Set task
Copy out the listing in full, exactly as written, but not its pictures.
----------------
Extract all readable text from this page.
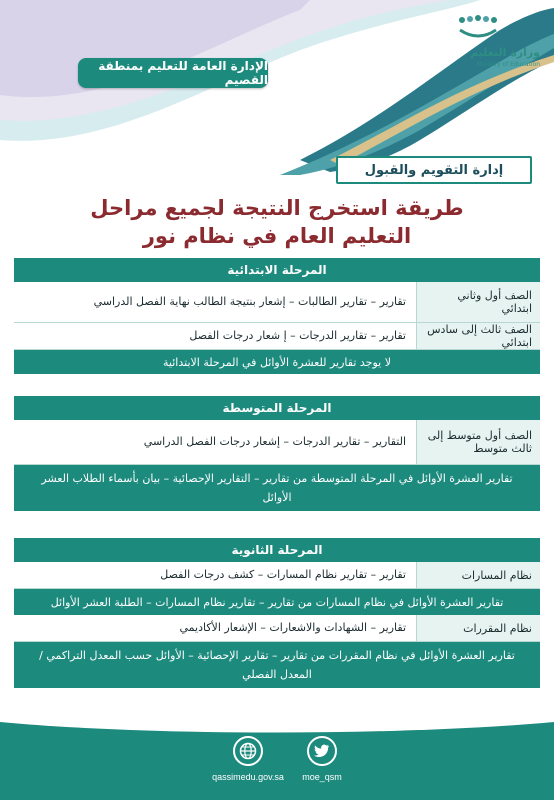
الإدارة العامة للتعليم بمنطقة القصيم
وزارة التعليم
Ministry of Education
إدارة التقويم والقبول
طريقة استخرج النتيجة لجميع مراحل
التعليم العام في نظام نور
المرحلة الابتدائية
الصف أول وثاني ابتدائي
تقارير – تقارير الطالبات – إشعار بنتيجة الطالب نهاية الفصل الدراسي
الصف ثالث إلى سادس ابتدائي
تقارير – تقارير الدرجات – إ شعار درجات الفصل
لا يوجد تقارير للعشرة الأوائل في المرحلة الابتدائية
المرحلة المتوسطة
الصف أول متوسط إلى ثالث متوسط
التقارير – تقارير الدرجات – إشعار درجات الفصل الدراسي
تقارير العشرة الأوائل في المرحلة المتوسطة من تقارير – التقارير الإحصائية – بيان بأسماء الطلاب العشر الأوائل
المرحلة الثانوية
نظام المسارات
تقارير – تقارير نظام المسارات – كشف درجات الفصل
تقارير العشرة الأوائل في نظام المسارات من تقارير – تقارير نظام المسارات – الطلبة العشر الأوائل
نظام المقررات
تقارير – الشهادات والاشعارات – الإشعار الأكاديمي
تقارير العشرة الأوائل في نظام المقررات من تقارير – تقارير الإحصائية – الأوائل حسب المعدل التراكمي / المعدل الفصلي
qassimedu.gov.sa	moe_qsm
----------------
Solved exercise
Extract all readable text from this page.
الإدارة العامة للتعليم بمنطقة القصيم
وزارة التعليم
Ministry of Education
إدارة التقويم والقبول
طريقة استخرج النتيجة لجميع مراحل
التعليم العام في نظام نور
المرحلة الابتدائية
الصف أول وثاني ابتدائي
تقارير – تقارير الطالبات – إشعار بنتيجة الطالب نهاية الفصل الدراسي
الصف ثالث إلى سادس ابتدائي
تقارير – تقارير الدرجات – إ شعار درجات الفصل
لا يوجد تقارير للعشرة الأوائل في المرحلة الابتدائية
المرحلة المتوسطة
الصف أول متوسط إلى ثالث متوسط
التقارير – تقارير الدرجات – إشعار درجات الفصل الدراسي
تقارير العشرة الأوائل في المرحلة المتوسطة من تقارير – التقارير الإحصائية – بيان بأسماء الطلاب العشر الأوائل
المرحلة الثانوية
نظام المسارات
تقارير – تقارير نظام المسارات – كشف درجات الفصل
تقارير العشرة الأوائل في نظام المسارات من تقارير – تقارير نظام المسارات – الطلبة العشر الأوائل
نظام المقررات
تقارير – الشهادات والاشعارات – الإشعار الأكاديمي
تقارير العشرة الأوائل في نظام المقررات من تقارير – تقارير الإحصائية – الأوائل حسب المعدل التراكمي / المعدل الفصلي
qassimedu.gov.sa	moe_qsm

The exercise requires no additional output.